EXERCISE PROMPT: Count how many lines below contain the word "Space", then give that number alone.

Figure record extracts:
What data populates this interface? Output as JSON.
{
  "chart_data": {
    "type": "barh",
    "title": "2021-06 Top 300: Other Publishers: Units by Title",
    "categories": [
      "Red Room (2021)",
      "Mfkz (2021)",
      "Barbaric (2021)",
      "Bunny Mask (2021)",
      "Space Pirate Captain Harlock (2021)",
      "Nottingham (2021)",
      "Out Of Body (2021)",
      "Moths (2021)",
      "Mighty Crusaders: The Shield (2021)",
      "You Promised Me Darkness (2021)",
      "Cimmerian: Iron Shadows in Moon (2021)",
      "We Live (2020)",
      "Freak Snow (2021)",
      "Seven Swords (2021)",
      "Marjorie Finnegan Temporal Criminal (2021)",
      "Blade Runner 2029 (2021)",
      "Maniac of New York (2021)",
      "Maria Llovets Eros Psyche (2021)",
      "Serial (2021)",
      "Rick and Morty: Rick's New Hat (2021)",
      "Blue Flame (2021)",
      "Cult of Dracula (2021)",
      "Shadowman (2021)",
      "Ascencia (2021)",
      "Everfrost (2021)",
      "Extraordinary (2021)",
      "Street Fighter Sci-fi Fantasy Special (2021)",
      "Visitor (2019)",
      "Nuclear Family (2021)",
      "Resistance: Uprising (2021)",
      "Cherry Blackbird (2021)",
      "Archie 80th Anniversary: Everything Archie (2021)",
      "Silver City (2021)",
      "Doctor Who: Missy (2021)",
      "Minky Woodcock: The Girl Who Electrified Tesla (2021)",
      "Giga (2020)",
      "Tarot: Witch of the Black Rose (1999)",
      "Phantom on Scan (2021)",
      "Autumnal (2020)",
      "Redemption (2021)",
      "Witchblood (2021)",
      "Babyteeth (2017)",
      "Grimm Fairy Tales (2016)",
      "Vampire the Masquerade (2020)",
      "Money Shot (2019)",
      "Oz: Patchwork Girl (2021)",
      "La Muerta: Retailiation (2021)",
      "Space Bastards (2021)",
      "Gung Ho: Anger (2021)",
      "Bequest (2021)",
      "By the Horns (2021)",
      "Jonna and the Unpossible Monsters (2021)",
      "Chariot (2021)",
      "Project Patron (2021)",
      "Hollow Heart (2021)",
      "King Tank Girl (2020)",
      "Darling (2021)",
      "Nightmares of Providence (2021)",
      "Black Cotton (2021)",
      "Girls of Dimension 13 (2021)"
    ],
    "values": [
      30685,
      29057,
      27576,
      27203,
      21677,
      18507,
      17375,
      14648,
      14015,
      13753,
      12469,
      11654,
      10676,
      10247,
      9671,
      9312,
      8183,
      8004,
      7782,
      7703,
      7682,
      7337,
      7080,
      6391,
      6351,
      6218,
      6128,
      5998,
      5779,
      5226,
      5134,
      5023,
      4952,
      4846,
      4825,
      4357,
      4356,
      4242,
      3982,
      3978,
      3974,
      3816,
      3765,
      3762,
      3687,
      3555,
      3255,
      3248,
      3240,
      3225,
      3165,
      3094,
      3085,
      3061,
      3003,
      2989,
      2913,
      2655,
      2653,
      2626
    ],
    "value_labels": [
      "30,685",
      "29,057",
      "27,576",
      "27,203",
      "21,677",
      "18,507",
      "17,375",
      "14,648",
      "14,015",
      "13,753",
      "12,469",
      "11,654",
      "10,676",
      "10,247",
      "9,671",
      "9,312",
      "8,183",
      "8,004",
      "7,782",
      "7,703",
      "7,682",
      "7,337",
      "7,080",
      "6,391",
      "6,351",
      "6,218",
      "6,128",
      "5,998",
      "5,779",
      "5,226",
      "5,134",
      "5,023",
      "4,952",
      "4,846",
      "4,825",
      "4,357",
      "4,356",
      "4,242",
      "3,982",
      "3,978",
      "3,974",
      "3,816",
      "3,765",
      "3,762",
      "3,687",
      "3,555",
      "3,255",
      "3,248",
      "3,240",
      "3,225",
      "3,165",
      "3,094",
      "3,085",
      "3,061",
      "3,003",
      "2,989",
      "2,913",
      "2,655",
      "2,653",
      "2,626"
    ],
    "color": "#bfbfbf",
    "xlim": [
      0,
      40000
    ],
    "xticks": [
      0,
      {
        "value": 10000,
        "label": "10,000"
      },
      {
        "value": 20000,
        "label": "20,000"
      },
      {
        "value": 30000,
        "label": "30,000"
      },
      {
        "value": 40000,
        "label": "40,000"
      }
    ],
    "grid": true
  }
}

CORRECT OUTPUT: 2